YOUR GOAL: In the data that follows, count each line holding the string "this"; answer with the number only.

Dataset entries on figures

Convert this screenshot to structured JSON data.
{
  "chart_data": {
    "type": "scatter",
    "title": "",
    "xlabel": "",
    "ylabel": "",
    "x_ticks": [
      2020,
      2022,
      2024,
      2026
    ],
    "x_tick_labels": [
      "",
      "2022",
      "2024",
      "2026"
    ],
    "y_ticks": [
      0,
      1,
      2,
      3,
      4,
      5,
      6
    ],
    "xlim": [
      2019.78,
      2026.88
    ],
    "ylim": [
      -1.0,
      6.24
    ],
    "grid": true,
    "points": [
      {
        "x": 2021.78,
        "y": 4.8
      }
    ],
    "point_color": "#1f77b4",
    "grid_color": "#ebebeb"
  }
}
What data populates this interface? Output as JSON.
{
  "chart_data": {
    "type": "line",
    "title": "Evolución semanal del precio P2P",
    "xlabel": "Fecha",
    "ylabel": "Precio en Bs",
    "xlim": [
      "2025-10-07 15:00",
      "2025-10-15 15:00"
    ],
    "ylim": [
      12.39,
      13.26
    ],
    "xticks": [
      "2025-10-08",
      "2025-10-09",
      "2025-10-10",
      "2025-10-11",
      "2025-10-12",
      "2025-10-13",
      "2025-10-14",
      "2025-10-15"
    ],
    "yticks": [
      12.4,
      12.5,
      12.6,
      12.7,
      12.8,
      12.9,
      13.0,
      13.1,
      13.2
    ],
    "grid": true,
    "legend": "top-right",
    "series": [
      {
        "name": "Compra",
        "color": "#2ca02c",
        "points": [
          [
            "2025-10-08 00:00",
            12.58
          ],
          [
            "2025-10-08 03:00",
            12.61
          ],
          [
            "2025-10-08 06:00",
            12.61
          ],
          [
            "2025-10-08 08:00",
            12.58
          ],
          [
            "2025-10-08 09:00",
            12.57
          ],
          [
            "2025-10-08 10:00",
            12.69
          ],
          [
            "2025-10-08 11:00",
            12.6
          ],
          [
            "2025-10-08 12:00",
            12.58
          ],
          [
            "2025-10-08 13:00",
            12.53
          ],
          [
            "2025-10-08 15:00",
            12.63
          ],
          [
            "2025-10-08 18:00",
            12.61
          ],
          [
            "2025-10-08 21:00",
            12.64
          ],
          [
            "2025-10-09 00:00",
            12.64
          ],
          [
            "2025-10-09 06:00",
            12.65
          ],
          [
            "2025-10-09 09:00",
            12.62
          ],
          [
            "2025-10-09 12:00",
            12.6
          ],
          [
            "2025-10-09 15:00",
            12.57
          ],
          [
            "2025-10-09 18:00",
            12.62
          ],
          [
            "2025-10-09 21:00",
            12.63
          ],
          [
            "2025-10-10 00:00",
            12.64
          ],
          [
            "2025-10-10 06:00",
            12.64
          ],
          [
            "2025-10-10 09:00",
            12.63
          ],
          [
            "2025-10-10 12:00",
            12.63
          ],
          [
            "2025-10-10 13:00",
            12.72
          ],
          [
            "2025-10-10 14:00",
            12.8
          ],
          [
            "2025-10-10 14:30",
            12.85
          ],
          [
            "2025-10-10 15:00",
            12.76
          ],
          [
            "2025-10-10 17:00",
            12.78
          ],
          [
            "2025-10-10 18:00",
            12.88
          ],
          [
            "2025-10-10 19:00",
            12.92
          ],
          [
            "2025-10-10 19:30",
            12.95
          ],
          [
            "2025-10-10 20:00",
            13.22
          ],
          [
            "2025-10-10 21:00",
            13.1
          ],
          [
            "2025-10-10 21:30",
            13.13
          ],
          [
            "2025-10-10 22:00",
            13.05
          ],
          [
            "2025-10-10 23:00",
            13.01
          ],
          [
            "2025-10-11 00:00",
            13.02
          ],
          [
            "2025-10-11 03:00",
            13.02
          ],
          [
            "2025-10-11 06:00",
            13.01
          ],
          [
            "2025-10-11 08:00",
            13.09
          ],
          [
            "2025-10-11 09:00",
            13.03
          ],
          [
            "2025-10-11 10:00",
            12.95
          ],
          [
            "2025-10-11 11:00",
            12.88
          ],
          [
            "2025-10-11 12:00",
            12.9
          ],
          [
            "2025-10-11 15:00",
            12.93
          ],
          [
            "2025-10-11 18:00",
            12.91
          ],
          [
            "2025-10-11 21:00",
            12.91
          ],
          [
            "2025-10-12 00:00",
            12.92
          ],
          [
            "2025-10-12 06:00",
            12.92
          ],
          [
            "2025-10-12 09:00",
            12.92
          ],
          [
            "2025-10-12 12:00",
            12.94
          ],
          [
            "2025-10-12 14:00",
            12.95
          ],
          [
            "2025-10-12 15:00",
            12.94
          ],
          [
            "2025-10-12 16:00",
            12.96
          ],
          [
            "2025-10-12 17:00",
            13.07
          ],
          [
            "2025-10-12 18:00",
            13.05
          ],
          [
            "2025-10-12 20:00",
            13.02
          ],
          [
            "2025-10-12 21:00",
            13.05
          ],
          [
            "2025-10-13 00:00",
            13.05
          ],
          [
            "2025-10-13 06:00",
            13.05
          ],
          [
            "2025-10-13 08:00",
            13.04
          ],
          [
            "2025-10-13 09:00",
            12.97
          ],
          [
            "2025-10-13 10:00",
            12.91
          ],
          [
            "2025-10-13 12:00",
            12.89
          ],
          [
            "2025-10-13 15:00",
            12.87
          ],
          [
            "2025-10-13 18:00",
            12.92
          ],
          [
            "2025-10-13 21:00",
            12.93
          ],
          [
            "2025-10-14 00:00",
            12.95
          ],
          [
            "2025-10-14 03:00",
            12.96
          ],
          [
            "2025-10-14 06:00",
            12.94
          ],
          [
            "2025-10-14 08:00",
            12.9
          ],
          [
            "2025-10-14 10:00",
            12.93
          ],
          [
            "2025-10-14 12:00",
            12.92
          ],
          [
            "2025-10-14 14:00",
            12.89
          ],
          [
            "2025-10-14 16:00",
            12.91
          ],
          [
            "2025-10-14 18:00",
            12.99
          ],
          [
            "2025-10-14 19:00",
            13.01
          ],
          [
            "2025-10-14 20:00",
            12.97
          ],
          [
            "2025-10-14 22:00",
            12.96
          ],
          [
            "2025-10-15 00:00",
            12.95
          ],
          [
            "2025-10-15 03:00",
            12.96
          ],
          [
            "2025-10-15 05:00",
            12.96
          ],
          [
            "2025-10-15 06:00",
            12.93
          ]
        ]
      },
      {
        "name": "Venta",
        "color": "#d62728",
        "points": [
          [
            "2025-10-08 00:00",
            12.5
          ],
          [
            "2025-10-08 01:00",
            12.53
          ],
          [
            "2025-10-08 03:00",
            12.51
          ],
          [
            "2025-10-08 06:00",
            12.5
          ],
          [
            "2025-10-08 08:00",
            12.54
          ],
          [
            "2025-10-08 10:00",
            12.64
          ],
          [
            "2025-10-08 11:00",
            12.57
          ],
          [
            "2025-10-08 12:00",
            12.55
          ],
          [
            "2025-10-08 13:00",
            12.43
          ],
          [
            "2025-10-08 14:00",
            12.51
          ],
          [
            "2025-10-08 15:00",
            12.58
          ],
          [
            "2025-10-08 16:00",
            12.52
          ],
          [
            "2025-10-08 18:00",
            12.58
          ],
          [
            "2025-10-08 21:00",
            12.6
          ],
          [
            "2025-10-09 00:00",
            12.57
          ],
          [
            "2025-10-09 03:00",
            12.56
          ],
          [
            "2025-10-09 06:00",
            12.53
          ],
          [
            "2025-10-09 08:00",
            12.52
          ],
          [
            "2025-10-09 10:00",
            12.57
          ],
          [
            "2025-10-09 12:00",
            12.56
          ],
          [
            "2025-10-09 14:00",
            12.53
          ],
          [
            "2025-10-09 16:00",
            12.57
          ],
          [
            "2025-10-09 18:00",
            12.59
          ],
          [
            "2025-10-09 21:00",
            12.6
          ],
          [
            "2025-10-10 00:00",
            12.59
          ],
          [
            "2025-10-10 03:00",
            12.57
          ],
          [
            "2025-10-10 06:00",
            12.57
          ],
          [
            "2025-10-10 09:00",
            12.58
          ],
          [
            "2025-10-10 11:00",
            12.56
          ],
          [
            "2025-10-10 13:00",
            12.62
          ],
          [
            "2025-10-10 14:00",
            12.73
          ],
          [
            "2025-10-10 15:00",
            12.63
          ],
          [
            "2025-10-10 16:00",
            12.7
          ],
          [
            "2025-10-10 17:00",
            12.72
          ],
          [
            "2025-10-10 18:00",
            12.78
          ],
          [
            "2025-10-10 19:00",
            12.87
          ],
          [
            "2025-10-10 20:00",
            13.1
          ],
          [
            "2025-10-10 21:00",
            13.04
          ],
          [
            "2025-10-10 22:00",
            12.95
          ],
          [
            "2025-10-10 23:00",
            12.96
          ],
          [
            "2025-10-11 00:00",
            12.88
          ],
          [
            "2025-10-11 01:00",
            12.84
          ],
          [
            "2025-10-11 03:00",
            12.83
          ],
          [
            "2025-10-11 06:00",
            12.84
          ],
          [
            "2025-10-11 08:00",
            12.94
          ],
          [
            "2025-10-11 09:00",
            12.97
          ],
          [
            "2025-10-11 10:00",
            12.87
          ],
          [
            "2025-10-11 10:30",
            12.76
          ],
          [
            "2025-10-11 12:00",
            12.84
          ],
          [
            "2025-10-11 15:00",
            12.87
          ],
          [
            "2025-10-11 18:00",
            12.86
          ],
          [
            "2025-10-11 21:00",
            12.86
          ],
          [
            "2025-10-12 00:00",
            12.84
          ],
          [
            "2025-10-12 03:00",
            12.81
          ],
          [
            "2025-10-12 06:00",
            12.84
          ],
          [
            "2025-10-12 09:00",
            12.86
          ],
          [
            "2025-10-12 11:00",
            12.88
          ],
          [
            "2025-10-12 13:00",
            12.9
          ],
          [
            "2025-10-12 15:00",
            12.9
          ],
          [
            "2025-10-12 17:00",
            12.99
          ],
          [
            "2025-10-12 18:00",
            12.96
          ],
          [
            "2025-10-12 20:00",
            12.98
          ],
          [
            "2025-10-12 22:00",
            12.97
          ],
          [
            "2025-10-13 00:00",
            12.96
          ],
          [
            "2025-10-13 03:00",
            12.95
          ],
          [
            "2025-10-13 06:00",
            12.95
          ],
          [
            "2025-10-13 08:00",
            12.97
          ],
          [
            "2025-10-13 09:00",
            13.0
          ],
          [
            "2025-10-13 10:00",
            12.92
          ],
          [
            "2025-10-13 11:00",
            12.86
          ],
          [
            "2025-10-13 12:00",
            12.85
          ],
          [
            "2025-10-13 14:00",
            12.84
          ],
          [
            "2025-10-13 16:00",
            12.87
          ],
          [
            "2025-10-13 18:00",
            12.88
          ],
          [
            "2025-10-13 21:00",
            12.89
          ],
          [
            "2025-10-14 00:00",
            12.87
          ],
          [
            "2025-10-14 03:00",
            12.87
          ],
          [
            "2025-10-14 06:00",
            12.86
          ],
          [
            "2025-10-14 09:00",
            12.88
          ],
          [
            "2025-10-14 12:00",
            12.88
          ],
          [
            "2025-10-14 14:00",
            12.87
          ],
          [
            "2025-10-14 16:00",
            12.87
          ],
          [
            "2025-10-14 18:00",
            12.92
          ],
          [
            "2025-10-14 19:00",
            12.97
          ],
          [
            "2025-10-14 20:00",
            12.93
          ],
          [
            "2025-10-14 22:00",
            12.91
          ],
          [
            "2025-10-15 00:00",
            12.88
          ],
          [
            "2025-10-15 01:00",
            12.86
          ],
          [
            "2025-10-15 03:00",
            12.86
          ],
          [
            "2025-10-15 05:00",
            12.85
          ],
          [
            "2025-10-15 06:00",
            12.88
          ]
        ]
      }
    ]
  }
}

SOLVED EXERCISE: 2